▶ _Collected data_
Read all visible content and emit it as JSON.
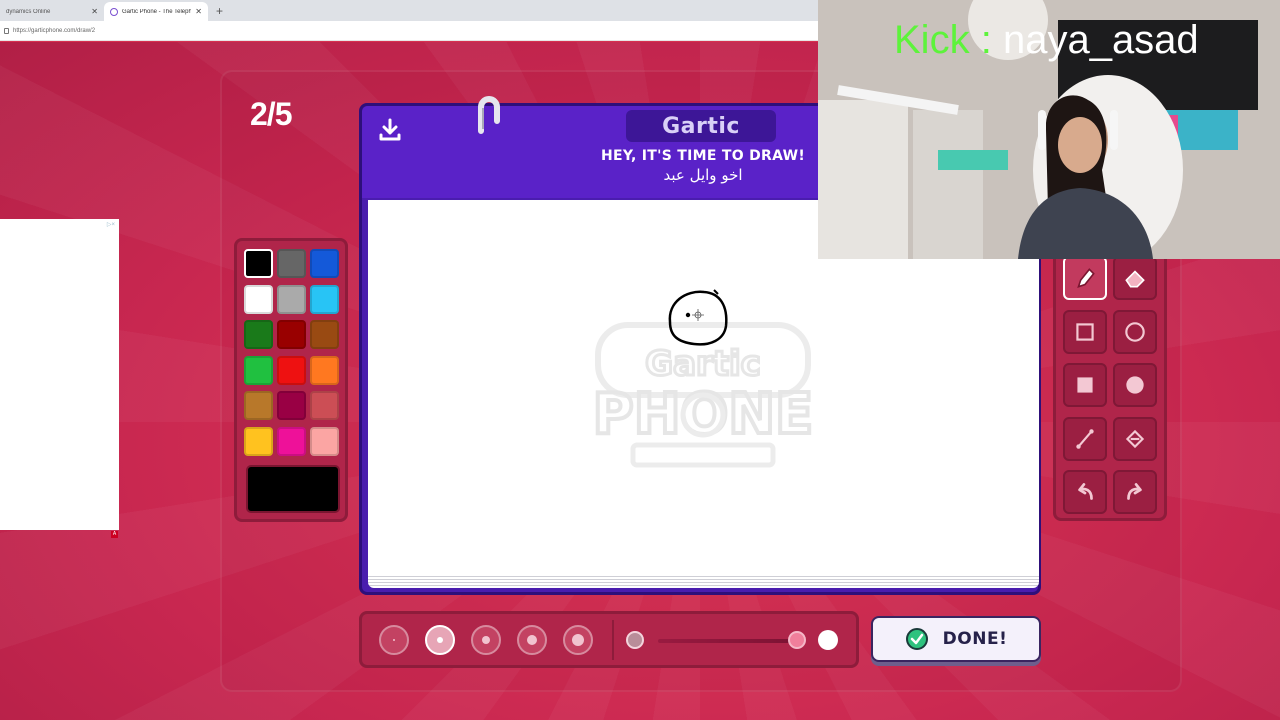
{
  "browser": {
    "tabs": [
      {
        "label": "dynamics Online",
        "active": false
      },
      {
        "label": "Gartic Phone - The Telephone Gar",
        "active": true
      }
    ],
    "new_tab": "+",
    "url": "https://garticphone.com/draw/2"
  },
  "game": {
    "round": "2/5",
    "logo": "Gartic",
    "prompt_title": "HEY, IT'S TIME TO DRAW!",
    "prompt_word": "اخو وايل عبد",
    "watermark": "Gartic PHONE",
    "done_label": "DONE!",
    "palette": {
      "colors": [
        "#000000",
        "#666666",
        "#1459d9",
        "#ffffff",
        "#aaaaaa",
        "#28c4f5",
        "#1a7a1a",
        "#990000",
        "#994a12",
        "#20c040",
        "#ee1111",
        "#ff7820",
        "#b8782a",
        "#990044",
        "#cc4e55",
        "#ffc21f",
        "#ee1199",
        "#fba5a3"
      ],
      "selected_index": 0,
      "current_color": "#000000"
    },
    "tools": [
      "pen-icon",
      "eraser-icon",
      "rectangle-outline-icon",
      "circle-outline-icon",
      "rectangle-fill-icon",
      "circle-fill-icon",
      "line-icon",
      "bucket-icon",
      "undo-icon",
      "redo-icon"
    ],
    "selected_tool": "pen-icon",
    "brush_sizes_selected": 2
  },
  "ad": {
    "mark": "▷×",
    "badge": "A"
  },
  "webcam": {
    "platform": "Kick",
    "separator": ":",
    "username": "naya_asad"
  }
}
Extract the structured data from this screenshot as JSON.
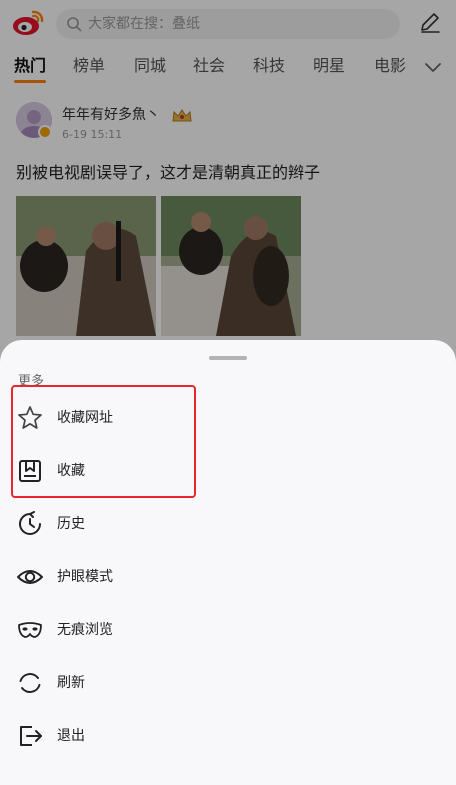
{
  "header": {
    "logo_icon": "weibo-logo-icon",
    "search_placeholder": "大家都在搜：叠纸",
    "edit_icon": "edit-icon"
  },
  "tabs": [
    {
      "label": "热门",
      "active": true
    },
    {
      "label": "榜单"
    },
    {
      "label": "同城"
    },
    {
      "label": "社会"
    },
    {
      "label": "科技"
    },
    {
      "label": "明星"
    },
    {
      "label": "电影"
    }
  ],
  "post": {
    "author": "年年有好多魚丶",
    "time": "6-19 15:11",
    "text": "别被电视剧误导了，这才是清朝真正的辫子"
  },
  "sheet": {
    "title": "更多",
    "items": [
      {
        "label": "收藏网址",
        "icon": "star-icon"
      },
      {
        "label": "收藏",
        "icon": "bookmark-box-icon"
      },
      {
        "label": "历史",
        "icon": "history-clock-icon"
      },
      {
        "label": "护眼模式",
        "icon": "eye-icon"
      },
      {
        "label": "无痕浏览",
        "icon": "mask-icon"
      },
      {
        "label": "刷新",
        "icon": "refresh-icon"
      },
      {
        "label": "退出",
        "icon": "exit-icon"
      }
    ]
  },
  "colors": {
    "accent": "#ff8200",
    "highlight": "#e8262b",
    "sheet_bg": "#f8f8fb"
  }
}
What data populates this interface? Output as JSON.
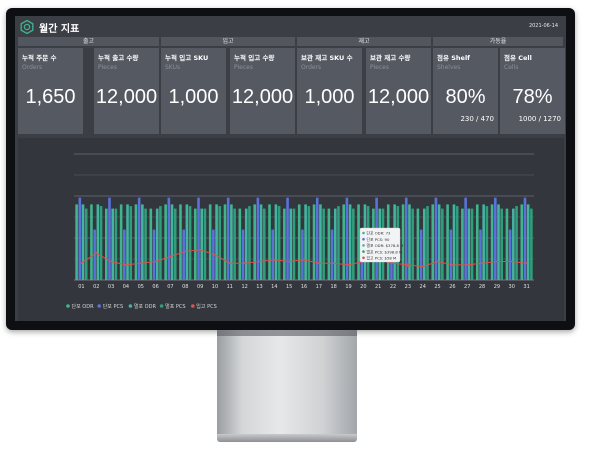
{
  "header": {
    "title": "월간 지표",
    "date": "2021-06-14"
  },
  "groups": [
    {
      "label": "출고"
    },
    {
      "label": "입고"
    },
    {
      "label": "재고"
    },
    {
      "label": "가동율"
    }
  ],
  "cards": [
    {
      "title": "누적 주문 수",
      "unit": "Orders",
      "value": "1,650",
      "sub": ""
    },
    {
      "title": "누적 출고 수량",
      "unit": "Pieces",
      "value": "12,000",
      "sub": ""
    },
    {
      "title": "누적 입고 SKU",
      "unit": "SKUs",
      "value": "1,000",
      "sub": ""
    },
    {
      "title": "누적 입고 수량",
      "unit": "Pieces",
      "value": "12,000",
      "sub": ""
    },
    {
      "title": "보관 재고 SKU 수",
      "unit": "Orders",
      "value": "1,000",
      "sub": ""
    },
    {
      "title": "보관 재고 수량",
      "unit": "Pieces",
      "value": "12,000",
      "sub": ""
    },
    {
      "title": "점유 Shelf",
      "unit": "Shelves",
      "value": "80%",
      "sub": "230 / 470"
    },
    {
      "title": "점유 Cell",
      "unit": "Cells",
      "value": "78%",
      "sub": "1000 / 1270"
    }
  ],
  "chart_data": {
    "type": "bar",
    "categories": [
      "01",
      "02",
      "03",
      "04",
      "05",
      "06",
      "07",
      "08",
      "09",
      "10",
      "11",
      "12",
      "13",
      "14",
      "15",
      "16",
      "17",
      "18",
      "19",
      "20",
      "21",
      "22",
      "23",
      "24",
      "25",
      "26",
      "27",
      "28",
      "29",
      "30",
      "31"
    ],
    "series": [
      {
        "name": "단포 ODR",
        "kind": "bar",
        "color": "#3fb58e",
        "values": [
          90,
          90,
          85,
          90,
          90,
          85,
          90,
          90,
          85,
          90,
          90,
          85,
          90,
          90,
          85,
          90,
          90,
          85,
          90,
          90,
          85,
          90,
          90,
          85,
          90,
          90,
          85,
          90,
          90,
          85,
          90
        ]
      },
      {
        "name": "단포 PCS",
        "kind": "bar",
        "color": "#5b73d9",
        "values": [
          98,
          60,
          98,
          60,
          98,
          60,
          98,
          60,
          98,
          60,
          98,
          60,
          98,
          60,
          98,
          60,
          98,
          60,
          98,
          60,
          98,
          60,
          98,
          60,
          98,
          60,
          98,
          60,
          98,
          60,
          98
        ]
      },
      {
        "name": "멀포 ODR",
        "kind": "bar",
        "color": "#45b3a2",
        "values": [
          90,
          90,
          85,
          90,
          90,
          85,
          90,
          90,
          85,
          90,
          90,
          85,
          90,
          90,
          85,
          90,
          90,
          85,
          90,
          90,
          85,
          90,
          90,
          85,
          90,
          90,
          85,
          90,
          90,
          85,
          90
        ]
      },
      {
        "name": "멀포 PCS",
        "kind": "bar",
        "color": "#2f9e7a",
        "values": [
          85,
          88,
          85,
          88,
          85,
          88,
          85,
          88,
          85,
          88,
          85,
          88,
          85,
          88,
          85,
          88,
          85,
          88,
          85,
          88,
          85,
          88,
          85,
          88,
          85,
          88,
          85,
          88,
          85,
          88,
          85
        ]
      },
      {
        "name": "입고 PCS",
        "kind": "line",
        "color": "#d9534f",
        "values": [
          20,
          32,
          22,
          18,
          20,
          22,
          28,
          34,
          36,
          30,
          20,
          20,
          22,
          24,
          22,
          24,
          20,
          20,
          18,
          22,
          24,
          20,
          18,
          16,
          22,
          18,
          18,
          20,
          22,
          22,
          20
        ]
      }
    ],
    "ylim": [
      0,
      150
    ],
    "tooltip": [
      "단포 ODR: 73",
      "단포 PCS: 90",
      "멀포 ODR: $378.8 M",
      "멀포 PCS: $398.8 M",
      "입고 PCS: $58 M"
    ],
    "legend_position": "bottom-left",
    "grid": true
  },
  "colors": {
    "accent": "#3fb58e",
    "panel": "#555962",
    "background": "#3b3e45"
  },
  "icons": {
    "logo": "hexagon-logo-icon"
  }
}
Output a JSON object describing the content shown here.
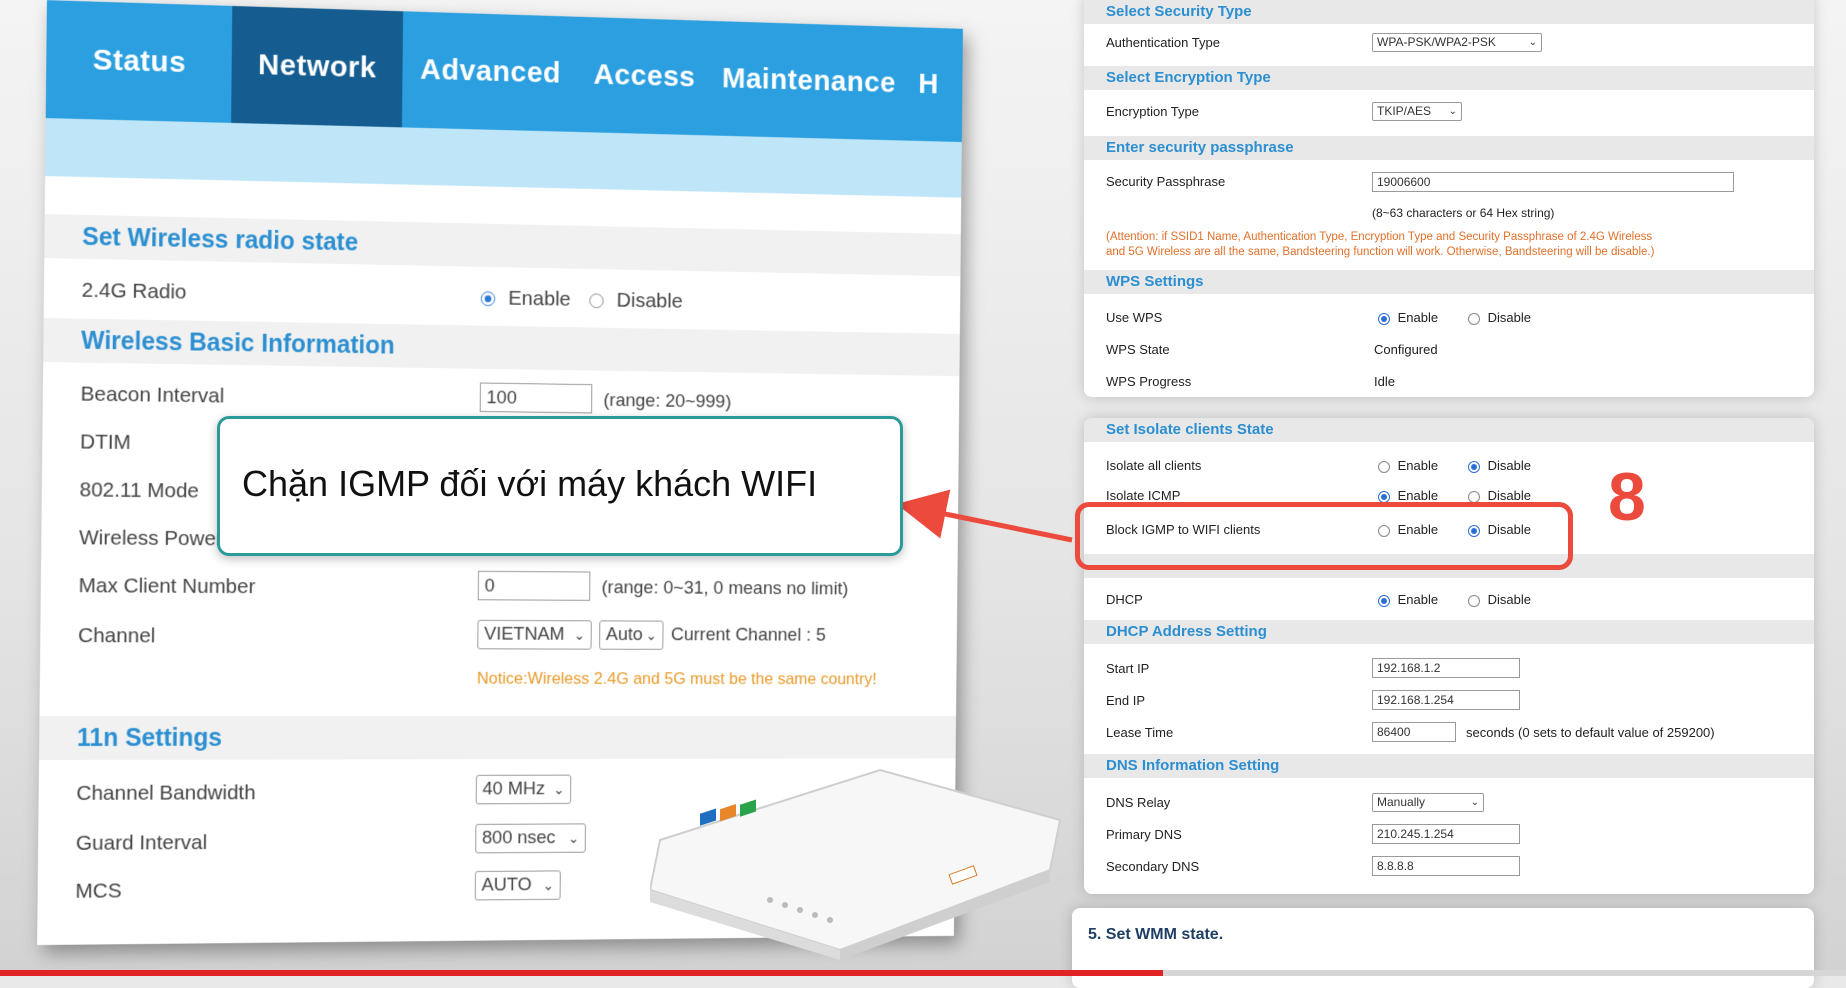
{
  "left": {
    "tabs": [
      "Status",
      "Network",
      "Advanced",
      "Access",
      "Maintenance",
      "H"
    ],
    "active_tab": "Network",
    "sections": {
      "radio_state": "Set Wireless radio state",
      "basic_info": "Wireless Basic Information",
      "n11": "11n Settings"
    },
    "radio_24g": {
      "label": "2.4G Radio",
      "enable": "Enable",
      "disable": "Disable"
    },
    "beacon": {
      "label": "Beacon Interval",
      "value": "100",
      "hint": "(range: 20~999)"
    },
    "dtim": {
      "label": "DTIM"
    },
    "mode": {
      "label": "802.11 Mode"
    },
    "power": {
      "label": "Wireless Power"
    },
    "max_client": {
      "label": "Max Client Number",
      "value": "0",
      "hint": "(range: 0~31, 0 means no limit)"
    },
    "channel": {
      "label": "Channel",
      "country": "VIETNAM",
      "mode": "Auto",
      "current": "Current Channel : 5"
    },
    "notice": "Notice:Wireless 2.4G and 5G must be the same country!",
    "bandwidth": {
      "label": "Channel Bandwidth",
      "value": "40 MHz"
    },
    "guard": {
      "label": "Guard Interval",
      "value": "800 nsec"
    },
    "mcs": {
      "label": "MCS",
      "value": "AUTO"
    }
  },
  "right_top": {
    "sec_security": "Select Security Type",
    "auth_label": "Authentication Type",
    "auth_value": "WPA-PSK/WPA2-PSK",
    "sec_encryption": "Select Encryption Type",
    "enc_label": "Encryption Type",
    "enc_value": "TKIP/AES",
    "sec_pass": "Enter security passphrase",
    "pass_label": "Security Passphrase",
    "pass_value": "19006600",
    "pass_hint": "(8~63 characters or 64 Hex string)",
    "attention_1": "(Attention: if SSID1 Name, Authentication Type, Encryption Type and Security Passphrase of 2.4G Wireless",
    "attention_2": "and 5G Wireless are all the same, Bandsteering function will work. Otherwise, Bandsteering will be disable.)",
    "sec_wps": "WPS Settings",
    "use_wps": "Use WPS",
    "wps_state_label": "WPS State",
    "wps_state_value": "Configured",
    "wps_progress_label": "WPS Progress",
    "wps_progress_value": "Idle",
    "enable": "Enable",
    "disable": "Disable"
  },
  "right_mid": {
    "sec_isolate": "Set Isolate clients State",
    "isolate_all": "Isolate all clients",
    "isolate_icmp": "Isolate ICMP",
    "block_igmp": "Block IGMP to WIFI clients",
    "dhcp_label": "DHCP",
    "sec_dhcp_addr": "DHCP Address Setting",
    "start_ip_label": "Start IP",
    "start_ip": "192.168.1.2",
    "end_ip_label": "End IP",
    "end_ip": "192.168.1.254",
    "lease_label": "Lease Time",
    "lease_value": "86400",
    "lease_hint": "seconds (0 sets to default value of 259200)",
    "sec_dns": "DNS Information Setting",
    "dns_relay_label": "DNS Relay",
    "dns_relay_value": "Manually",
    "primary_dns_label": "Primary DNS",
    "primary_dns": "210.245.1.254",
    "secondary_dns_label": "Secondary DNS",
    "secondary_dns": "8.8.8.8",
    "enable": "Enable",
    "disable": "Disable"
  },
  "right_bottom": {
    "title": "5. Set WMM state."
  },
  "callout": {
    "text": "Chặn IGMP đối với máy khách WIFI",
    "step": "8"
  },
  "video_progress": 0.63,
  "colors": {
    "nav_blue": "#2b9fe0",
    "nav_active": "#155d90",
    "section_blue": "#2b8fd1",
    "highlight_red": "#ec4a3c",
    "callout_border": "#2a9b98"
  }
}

▶ _Aim_
Which lines of the data include "Encryption"? Copy each of them.

▶ _Completed exercise_
    "sec_encryption": "Select Encryption Type",
    "enc_label": "Encryption Type",
    "attention_1": "(Attention: if SSID1 Name, Authentication Type, Encryption Type and Security Passphrase of 2.4G Wireless",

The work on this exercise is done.